--- Texto da página ---

Washington, então, respondeu com um show de força: nos tiram uma, tomamos sete! No final de outubro, os EUA e a Colômbia assinaram acordo pelo qual o Pentágono foi autorizado a usar sete bases militares, além de número ilimitado de “instalações e locações” até agora não especificados. Aquelas bases somam-se à já considerável presença militar de Washington na Colômbia, na América Central e Caribe.

Respondendo às críticas da América do Sul ao negócio com a Colômbia, a Casa Branca insiste em que se trata de mera formalização da cooperação militar que já existia entre os dois países, nos termos do “Plano Colômbia [1]” e que não implica aumento da capacidade militar ofensiva do Comando Sul dos EUA (Southcom).

O Pentágono diz outra coisa – e em 2009 incluiu no seu orçamento pedido para novos fundos para ampliar uma de suas bases, para capacitar-se “para o pleno espectro de operações em toda a América do Sul”, com vistas a “conter”, dentre outras ameaças “governos anti-EUA” e “expandir a capacidade de guerra expedicionária”. Esse linguajar obsceno, copiado do documento do orçamento, parece sugerir ameaças, para justificar maiores gastos militares em tempos de pobreza para tantos nos EUA. Pois a decisão do governo Obama, de seguir avante com o projeto daquelas bases, acelera, de fato, uma perigosa tendência na política dos EUA para o hemisfério.
Nos últimos anos, Washington tem sofrido rápida erosão de sua influência na América do Sul, resultado, sobretudo, do maior prestígio do Brasil, do movimento à esquerda em todo o continente, da crescente influência da China e de a Venezuela estar usando a renda de seu petróleo para promover uma diplomacia multipolar. Amplos movimentos sociais desafiam os esforços de empresas sediadas nos EUA e no Canadá para expandir indústrias de extração, seja de minério, de biocombustíveis, de petróleo, de madeira.

Ano passado, no Peru, massivos protestos de indígenas levaram o Congresso a rejeitar a abertura de vastas áreas da Amazônia a madeireiras, mineradoras e empresas de petróleo estrangeiras, e por todo o continente ativismo similar continua a classificar a América Latina na vanguarda do movimento global antimilitarista e anticorporações.

Esses desafios à autoridade dos EUA levaram o Conselho de Relações Exteriores a declarar “obsoleta” a Doutrina Monroe. Mas aquela doutrina, que por quase 200 anos foi usada para justificar a intervenção militar da Patagônia ao Rio Grande, não expirou, assim, quase “naturalmente”; de fato, ela perdeu potência, uma vez que os patéticos aliados do governo Obama na região continuam a gerar apenas uma mesma mistura venenosa de militarismo e ortodoxia do “livre” mercado, num corredor que vai do México à Colômbia.

--- Material fornecido ---

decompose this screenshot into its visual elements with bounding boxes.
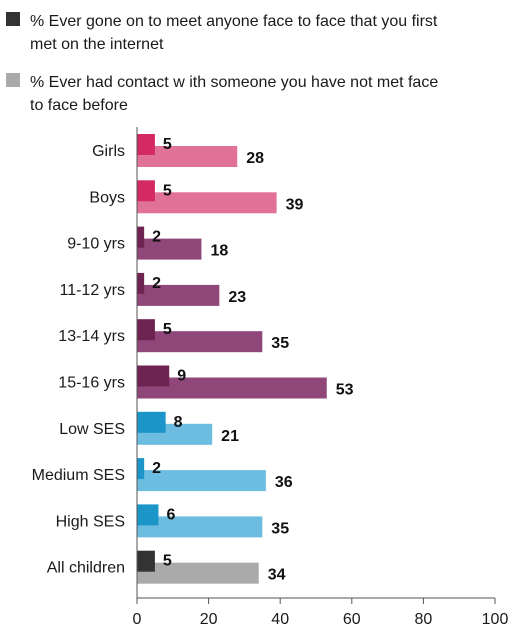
category-label: 11-12 yrs xyxy=(59,282,125,299)
data-label-meet: 5 xyxy=(163,321,172,338)
x-tick-label: 40 xyxy=(271,611,289,628)
data-labels: 5 28 5 39 2 18 2 23 5 35 9 53 8 21 2 36 6 35 5 34 xyxy=(152,136,353,584)
bar-meet xyxy=(137,365,170,387)
data-label-meet: 5 xyxy=(163,553,172,570)
data-label-contact: 35 xyxy=(271,335,289,352)
bar-contact xyxy=(137,192,277,214)
bar-contact xyxy=(137,284,220,306)
data-label-contact: 53 xyxy=(336,382,354,399)
bar-meet xyxy=(137,272,145,294)
data-label-meet: 2 xyxy=(152,460,161,477)
data-label-contact: 34 xyxy=(268,567,286,584)
legend-label-1-0: % Ever had contact w ith someone you hav… xyxy=(30,74,438,91)
x-tick-label: 80 xyxy=(415,611,433,628)
bar-meet xyxy=(137,319,155,341)
data-label-contact: 35 xyxy=(271,520,289,537)
category-label: 13-14 yrs xyxy=(58,328,125,345)
x-axis: 0 20 40 60 80 100 xyxy=(133,127,509,628)
bar-meet xyxy=(137,458,145,480)
data-label-meet: 6 xyxy=(166,506,175,523)
bar-meet xyxy=(137,550,155,572)
bar-contact xyxy=(137,470,266,492)
legend-label-0-1: met on the internet xyxy=(30,36,164,53)
x-tick-label: 60 xyxy=(343,611,361,628)
category-label: 9-10 yrs xyxy=(67,236,125,253)
bar-meet xyxy=(137,226,145,248)
data-label-contact: 23 xyxy=(228,289,246,306)
data-label-meet: 5 xyxy=(163,182,172,199)
data-label-meet: 9 xyxy=(177,368,186,385)
bar-contact xyxy=(137,377,327,399)
category-labels: Girls Boys 9-10 yrs 11-12 yrs 13-14 yrs 15-16… xyxy=(32,143,125,577)
x-tick-label: 0 xyxy=(133,611,142,628)
bar-meet xyxy=(137,134,155,155)
data-label-meet: 2 xyxy=(152,275,161,292)
bar-meet xyxy=(137,504,159,526)
data-label-meet: 8 xyxy=(174,414,183,431)
legend-label-0-0: % Ever gone on to meet anyone face to fa… xyxy=(30,13,438,30)
category-label: Medium SES xyxy=(32,467,125,484)
data-label-meet: 5 xyxy=(163,136,172,153)
category-label: High SES xyxy=(56,513,125,530)
category-label: All children xyxy=(47,560,125,577)
bar-contact xyxy=(137,562,259,584)
x-tick-label: 20 xyxy=(200,611,218,628)
category-label: Boys xyxy=(89,189,125,206)
data-label-contact: 18 xyxy=(210,243,228,260)
data-label-contact: 36 xyxy=(275,474,293,491)
bar-contact xyxy=(137,331,263,353)
bar-contact xyxy=(137,516,263,538)
category-label: 15-16 yrs xyxy=(58,375,125,392)
legend-label-1-1: to face before xyxy=(30,97,128,114)
bar-contact xyxy=(137,238,202,260)
legend-swatch-0 xyxy=(6,12,20,26)
bar-meet xyxy=(137,411,166,433)
data-label-contact: 39 xyxy=(286,196,304,213)
category-label: Low SES xyxy=(59,421,125,438)
category-label: Girls xyxy=(92,143,125,160)
bar-contact xyxy=(137,146,238,167)
legend-swatch-1 xyxy=(6,73,20,87)
data-label-contact: 28 xyxy=(246,150,264,167)
x-tick-label: 100 xyxy=(482,611,509,628)
data-label-meet: 2 xyxy=(152,229,161,246)
data-label-contact: 21 xyxy=(221,428,239,445)
bar-meet xyxy=(137,180,155,202)
legend: % Ever gone on to meet anyone face to fa… xyxy=(6,12,438,114)
bars xyxy=(137,134,327,584)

---

◆ O que fazer ◆
Dê continuidade ao texto sobre as bases militares dos EUA na Colômbia, começando logo depois da última frase.

◆ Resultado final ◆
A âncora dessa neo-Doutrina Monroe é o Plano Colômbia. Já chegando ao 11º aniversário de um acordo previsto para durar cinco anos, o multibilionário pacote de ajuda militar de Washington, não conseguiu, até agora, controlar sequer o fluxo de drogas ilegais para os EUA. Muito mais coca andina foi convertida em cocaína em 2008 que em 1998, e o preço da droga no varejo é hoje consideravelmente inferior, ajustado pela inflação, do que há dez anos.

Mas o Plano Colômbia, de fato, não trata de drogas; é a edição latino-americana da “Contraguerrilha Global” [ing. Global Counterinsurgency, GCOIN], termo que os estrategistas usam hoje, na tentativa de desvincular-se das conotações religiosas e ideológicas do vocabulário de George W. Bush com sua “guerra global ao terror”, e de focar-se em programa mais modesto, dirigido só para “Estados sem lei” ou “espaços sem governo”, no jargão da “Contraguerrilha Global”.


Iniciado em 2006, quando a ocupação do Iraque começou a desandar, o Plano Colômbia tornou-se a menina-dos-olhos dos teóricos da contraguerrilha, celebrado como bem-sucedida aplicação de “tendência clara e consistentemente construída” por teóricos da envergadura de um David Petraeus, general. Aquelas lições foram incorporadas na grade curricular de vários colégios militares nos EUA e citadas pelo Comando Conjunto do Estado-Maior como modelo para o Afeganistão. Os militares colombianos, com apoio de Washington, minaram as Forças Armadas Revolucionárias (FARC), o mais antigo e forte grupo guerrilheiro da América Latina, mas, segundo o Conselho de Relações Exteriores, garantiu a presença do Estado “em inúmeras regiões previamente controladas por grupos ilegais armados, restabelecendo o poder de governos democraticamente eleitos, construindo e reconstruindo a infra-estrutura pública e impondo o jugo democrático da lei”. O Plano Colômbia, em outros termos, teria oferecido não apenas um mapa do caminho até o sucesso, mas como o próprio sucesso. “É como se a Colômbia fosse o que o Iraque deveria ser”, escreveu Robert Kaplan, no Atlantic, “nos melhores sonhos dos EUA.”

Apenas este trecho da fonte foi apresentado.